Locate the word "time" in the material, then show every line that holds it.

**Dataset content**
▶

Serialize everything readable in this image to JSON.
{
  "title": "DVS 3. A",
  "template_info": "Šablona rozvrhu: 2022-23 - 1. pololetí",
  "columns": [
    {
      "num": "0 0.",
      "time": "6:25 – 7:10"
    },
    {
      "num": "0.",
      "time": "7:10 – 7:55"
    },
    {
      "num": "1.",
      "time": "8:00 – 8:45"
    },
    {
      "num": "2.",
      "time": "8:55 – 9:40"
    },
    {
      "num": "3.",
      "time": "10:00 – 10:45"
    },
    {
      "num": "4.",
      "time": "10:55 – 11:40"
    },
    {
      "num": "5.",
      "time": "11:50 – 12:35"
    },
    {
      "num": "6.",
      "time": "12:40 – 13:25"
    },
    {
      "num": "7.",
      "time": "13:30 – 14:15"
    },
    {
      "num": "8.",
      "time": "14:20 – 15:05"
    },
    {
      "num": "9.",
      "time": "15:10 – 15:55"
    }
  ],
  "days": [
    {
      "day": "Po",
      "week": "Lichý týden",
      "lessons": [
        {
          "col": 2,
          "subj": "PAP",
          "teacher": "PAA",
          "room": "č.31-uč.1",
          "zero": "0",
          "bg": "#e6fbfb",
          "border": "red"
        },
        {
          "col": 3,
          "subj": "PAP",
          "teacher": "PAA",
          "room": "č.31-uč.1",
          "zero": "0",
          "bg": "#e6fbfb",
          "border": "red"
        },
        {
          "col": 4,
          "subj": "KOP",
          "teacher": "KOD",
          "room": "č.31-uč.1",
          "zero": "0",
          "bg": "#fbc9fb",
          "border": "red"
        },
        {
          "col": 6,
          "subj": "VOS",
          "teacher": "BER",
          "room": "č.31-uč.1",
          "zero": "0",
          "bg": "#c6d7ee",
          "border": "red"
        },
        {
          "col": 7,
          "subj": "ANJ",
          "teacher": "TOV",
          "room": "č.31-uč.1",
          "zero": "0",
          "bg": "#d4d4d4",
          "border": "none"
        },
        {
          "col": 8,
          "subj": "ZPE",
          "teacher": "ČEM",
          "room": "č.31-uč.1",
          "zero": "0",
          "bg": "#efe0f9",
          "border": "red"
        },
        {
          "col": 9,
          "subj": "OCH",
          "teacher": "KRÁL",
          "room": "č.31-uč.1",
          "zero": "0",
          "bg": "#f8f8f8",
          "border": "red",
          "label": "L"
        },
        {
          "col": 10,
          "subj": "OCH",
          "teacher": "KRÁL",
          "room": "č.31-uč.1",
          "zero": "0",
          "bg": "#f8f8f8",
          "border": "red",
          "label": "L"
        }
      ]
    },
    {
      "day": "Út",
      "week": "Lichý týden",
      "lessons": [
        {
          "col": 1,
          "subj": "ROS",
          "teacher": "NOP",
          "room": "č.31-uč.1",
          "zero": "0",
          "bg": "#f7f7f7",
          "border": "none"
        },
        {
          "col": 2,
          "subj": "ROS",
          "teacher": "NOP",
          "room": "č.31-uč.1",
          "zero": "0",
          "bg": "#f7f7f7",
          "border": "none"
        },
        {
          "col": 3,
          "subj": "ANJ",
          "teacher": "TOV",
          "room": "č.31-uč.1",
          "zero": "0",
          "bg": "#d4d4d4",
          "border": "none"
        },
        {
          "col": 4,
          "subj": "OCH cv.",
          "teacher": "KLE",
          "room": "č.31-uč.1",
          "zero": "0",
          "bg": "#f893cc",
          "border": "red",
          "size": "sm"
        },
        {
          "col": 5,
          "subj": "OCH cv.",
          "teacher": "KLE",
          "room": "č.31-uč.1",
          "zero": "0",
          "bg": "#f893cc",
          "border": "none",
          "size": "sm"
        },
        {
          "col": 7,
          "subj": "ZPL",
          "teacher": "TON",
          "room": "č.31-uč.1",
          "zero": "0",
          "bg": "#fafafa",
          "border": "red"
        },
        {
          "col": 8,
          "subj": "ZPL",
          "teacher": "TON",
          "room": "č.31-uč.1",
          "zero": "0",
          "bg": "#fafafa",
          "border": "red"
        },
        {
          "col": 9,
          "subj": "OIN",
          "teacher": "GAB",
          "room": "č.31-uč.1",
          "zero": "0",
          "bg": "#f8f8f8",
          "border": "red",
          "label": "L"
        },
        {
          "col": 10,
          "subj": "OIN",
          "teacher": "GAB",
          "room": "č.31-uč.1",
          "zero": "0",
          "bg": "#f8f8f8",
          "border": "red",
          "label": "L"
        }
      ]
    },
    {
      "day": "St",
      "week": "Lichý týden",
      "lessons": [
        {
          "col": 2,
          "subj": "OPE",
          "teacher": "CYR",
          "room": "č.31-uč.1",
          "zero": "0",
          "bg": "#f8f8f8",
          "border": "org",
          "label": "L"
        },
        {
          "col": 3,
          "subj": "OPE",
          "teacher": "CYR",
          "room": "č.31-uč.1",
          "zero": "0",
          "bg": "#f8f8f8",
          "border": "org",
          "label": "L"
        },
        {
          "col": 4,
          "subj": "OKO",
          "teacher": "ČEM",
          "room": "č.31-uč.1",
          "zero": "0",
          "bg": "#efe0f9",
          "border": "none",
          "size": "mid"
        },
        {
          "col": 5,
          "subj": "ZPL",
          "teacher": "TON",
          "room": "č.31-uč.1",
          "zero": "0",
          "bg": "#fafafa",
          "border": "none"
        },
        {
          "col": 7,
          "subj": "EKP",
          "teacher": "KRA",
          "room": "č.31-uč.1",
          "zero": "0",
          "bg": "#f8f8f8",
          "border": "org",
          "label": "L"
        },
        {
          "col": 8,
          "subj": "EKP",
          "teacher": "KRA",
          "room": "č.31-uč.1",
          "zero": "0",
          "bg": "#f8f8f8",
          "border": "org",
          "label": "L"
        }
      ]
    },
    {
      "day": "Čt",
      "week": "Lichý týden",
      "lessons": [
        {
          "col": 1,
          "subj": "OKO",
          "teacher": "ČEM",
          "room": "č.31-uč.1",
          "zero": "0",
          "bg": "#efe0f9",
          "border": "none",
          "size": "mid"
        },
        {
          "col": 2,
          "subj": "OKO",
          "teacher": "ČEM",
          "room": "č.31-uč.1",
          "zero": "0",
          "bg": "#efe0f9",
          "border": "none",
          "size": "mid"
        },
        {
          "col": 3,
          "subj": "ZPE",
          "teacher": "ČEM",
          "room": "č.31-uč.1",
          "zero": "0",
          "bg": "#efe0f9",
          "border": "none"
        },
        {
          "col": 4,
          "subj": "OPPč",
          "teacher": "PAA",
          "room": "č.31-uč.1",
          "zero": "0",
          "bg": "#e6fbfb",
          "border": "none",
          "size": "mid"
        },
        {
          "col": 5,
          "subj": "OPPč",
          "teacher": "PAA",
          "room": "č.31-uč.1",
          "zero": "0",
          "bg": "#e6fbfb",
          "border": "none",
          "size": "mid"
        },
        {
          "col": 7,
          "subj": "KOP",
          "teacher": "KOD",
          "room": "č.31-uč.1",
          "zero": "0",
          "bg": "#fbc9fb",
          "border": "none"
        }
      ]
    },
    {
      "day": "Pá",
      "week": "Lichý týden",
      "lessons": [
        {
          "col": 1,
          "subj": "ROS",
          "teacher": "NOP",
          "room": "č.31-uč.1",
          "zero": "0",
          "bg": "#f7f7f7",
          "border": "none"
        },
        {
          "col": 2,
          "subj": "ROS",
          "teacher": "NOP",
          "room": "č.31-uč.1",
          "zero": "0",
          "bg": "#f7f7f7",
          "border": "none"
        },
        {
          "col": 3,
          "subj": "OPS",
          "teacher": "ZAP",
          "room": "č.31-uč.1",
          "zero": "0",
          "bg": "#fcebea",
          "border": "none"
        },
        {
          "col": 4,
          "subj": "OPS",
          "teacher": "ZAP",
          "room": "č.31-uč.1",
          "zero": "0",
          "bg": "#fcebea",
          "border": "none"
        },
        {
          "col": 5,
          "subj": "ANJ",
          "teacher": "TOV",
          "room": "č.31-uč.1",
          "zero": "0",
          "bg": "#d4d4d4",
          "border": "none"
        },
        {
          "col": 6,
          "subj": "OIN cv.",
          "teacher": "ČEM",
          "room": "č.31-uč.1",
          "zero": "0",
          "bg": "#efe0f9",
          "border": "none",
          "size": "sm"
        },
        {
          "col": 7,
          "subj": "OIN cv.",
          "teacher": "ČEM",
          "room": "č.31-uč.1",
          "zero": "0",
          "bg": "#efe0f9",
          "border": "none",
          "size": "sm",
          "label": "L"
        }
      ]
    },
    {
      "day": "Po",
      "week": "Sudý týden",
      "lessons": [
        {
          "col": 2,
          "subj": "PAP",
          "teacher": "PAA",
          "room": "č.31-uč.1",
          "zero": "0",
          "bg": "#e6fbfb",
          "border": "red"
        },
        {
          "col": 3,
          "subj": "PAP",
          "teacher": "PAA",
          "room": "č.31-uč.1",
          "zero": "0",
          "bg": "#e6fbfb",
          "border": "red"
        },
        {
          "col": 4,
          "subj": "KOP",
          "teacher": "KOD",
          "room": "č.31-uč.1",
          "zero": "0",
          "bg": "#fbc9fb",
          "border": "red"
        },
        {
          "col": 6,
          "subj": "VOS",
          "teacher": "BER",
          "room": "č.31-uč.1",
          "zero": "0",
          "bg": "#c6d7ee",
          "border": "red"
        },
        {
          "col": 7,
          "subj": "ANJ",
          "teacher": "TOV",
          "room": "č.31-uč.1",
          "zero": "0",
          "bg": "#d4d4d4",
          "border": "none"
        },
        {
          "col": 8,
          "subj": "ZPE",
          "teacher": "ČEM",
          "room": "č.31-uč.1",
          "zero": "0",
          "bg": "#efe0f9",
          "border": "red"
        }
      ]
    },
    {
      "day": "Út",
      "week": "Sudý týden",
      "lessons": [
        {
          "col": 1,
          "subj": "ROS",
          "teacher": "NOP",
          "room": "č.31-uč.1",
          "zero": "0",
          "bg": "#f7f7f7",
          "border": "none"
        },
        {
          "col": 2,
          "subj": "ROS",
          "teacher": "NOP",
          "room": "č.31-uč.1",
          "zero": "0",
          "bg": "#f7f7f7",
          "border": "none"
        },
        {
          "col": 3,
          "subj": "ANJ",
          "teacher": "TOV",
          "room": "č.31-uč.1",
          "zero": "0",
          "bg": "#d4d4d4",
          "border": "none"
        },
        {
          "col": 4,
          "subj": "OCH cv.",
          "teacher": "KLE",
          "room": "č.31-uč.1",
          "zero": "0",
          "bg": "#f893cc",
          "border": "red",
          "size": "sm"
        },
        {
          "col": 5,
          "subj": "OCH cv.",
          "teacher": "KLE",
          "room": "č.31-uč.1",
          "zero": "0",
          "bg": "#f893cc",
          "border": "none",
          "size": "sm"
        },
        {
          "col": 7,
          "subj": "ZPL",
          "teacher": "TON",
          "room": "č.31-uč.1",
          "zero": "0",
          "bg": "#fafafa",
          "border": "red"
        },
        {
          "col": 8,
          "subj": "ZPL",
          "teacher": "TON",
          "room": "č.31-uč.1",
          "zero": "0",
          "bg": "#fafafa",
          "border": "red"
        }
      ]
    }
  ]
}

◀

**Written solution**
      "time": "6:25 – 7:10"
      "time": "7:10 – 7:55"
      "time": "8:00 – 8:45"
      "time": "8:55 – 9:40"
      "time": "10:00 – 10:45"
      "time": "10:55 – 11:40"
      "time": "11:50 – 12:35"
      "time": "12:40 – 13:25"
      "time": "13:30 – 14:15"
      "time": "14:20 – 15:05"
      "time": "15:10 – 15:55"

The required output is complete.